_REQUIREMENTS:_
Collect each line holding the string "Medan".

_SUPPLIED RECORDS:_
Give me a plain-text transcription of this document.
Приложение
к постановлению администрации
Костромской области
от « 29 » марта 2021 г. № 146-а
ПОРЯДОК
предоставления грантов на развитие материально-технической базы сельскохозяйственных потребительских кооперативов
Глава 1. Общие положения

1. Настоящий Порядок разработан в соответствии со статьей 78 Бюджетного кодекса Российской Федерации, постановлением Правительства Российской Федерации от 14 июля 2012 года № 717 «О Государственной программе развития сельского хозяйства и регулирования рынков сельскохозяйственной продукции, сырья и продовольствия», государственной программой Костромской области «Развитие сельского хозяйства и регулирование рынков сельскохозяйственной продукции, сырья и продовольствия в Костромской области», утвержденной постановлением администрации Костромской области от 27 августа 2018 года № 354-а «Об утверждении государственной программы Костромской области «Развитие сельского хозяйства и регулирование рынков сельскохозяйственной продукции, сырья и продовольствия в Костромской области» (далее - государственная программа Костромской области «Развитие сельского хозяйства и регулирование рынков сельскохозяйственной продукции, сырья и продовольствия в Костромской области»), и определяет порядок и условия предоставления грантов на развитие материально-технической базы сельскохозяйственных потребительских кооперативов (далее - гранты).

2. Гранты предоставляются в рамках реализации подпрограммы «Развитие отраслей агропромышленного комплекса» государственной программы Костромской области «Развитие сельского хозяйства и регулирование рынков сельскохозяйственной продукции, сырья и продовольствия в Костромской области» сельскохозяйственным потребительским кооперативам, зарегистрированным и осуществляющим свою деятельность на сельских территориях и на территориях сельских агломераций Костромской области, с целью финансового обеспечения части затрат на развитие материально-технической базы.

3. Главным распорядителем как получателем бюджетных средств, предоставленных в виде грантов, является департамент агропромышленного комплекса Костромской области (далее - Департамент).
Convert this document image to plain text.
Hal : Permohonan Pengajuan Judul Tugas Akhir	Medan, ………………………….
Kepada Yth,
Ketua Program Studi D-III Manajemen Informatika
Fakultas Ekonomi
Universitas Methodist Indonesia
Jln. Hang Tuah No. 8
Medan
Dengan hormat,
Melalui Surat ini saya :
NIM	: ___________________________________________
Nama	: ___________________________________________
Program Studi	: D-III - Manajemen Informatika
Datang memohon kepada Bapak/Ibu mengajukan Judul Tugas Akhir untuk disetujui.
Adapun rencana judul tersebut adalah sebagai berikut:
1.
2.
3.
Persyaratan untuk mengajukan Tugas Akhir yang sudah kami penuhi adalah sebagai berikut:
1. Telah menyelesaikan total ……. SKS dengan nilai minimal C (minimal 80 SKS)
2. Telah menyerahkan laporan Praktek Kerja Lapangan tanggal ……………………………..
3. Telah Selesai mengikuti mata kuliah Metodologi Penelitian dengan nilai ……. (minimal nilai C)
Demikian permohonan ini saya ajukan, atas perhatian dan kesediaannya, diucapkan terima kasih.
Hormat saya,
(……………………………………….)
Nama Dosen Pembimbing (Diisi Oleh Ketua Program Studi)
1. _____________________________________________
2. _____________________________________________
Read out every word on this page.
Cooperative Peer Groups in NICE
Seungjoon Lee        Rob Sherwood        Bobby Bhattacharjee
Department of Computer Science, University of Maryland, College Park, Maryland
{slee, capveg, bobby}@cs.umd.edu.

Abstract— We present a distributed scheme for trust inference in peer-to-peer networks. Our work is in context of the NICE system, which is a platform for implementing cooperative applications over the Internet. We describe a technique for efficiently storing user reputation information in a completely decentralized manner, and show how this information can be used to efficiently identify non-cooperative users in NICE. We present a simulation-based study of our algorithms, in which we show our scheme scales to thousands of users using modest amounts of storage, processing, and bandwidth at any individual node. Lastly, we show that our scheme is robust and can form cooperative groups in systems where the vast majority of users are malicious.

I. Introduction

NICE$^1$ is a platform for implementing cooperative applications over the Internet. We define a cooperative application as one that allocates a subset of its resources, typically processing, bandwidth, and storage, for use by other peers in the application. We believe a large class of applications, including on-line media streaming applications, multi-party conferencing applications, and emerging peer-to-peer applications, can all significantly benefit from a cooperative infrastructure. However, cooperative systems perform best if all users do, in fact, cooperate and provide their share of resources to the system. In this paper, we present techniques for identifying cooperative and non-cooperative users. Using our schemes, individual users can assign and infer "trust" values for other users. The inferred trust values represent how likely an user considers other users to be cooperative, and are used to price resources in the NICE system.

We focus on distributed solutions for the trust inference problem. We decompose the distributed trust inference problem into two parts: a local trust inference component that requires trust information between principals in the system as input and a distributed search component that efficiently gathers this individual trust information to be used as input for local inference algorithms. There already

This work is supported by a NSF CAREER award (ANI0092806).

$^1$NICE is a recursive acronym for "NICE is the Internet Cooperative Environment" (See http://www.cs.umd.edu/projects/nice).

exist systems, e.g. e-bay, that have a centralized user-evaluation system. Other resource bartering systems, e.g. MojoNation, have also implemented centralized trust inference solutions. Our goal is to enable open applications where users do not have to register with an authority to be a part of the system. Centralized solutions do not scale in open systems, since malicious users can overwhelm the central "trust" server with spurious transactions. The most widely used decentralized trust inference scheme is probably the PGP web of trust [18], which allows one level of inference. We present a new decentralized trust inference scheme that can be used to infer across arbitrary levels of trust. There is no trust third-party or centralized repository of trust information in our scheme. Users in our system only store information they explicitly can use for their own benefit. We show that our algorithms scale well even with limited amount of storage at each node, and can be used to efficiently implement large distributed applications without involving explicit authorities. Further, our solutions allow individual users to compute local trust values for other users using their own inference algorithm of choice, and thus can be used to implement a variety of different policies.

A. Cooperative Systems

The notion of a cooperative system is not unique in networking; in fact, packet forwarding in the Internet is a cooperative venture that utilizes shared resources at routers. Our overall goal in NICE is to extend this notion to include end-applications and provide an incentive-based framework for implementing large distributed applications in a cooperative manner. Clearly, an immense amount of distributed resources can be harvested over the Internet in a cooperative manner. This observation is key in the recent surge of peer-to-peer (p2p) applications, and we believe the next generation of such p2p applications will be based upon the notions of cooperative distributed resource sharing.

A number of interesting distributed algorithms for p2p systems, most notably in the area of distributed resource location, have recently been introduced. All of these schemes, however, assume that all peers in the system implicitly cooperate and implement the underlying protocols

_WRITTEN ANSWER:_
Hal : Permohonan Pengajuan Judul Tugas Akhir	Medan, ………………………….
Medan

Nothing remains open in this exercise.